Saved entries
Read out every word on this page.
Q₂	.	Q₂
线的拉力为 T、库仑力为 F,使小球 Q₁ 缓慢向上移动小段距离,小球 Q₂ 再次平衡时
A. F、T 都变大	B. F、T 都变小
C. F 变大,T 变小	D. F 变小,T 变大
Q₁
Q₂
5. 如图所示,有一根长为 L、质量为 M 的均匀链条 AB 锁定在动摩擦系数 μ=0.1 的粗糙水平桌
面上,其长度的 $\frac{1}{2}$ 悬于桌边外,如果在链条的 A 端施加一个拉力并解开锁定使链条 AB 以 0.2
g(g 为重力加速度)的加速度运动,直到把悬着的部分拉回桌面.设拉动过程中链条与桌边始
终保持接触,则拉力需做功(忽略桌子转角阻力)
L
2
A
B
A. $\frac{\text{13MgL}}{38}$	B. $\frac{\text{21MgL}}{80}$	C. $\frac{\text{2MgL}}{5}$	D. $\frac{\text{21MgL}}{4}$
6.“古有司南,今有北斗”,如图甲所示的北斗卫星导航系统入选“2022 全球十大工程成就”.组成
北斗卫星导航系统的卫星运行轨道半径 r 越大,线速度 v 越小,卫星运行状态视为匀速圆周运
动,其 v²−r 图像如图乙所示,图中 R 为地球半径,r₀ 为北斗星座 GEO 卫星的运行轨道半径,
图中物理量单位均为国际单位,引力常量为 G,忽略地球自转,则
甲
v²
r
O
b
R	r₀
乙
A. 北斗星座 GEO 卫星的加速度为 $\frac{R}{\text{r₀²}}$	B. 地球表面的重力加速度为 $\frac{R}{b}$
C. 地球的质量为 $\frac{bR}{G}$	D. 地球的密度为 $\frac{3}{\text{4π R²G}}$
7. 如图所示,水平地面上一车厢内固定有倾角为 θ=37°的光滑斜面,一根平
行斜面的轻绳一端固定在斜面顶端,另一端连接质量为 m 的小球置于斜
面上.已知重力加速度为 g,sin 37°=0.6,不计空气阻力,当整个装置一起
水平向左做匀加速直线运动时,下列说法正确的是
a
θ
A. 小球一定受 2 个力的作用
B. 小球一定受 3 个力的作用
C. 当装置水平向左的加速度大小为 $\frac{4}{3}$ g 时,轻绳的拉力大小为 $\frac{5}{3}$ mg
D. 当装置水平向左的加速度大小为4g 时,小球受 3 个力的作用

WHAT THE TASK ASKS: Reproduce the full set of records precisely.

ANSWER FOR THIS EXERCISE:
Read out every word on this page.
Q₂	.	Q₂
线的拉力为 T、库仑力为 F,使小球 Q₁ 缓慢向上移动小段距离,小球 Q₂ 再次平衡时
A. F、T 都变大	B. F、T 都变小
C. F 变大,T 变小	D. F 变小,T 变大
Q₁
Q₂
5. 如图所示,有一根长为 L、质量为 M 的均匀链条 AB 锁定在动摩擦系数 μ=0.1 的粗糙水平桌
面上,其长度的 $\frac{1}{2}$ 悬于桌边外,如果在链条的 A 端施加一个拉力并解开锁定使链条 AB 以 0.2
g(g 为重力加速度)的加速度运动,直到把悬着的部分拉回桌面.设拉动过程中链条与桌边始
终保持接触,则拉力需做功(忽略桌子转角阻力)
L
2
A
B
A. $\frac{\text{13MgL}}{38}$	B. $\frac{\text{21MgL}}{80}$	C. $\frac{\text{2MgL}}{5}$	D. $\frac{\text{21MgL}}{4}$
6.“古有司南,今有北斗”,如图甲所示的北斗卫星导航系统入选“2022 全球十大工程成就”.组成
北斗卫星导航系统的卫星运行轨道半径 r 越大,线速度 v 越小,卫星运行状态视为匀速圆周运
动,其 v²−r 图像如图乙所示,图中 R 为地球半径,r₀ 为北斗星座 GEO 卫星的运行轨道半径,
图中物理量单位均为国际单位,引力常量为 G,忽略地球自转,则
甲
v²
r
O
b
R	r₀
乙
A. 北斗星座 GEO 卫星的加速度为 $\frac{R}{\text{r₀²}}$	B. 地球表面的重力加速度为 $\frac{R}{b}$
C. 地球的质量为 $\frac{bR}{G}$	D. 地球的密度为 $\frac{3}{\text{4π R²G}}$
7. 如图所示,水平地面上一车厢内固定有倾角为 θ=37°的光滑斜面,一根平
行斜面的轻绳一端固定在斜面顶端,另一端连接质量为 m 的小球置于斜
面上.已知重力加速度为 g,sin 37°=0.6,不计空气阻力,当整个装置一起
水平向左做匀加速直线运动时,下列说法正确的是
a
θ
A. 小球一定受 2 个力的作用
B. 小球一定受 3 个力的作用
C. 当装置水平向左的加速度大小为 $\frac{4}{3}$ g 时,轻绳的拉力大小为 $\frac{5}{3}$ mg
D. 当装置水平向左的加速度大小为4g 时,小球受 3 个力的作用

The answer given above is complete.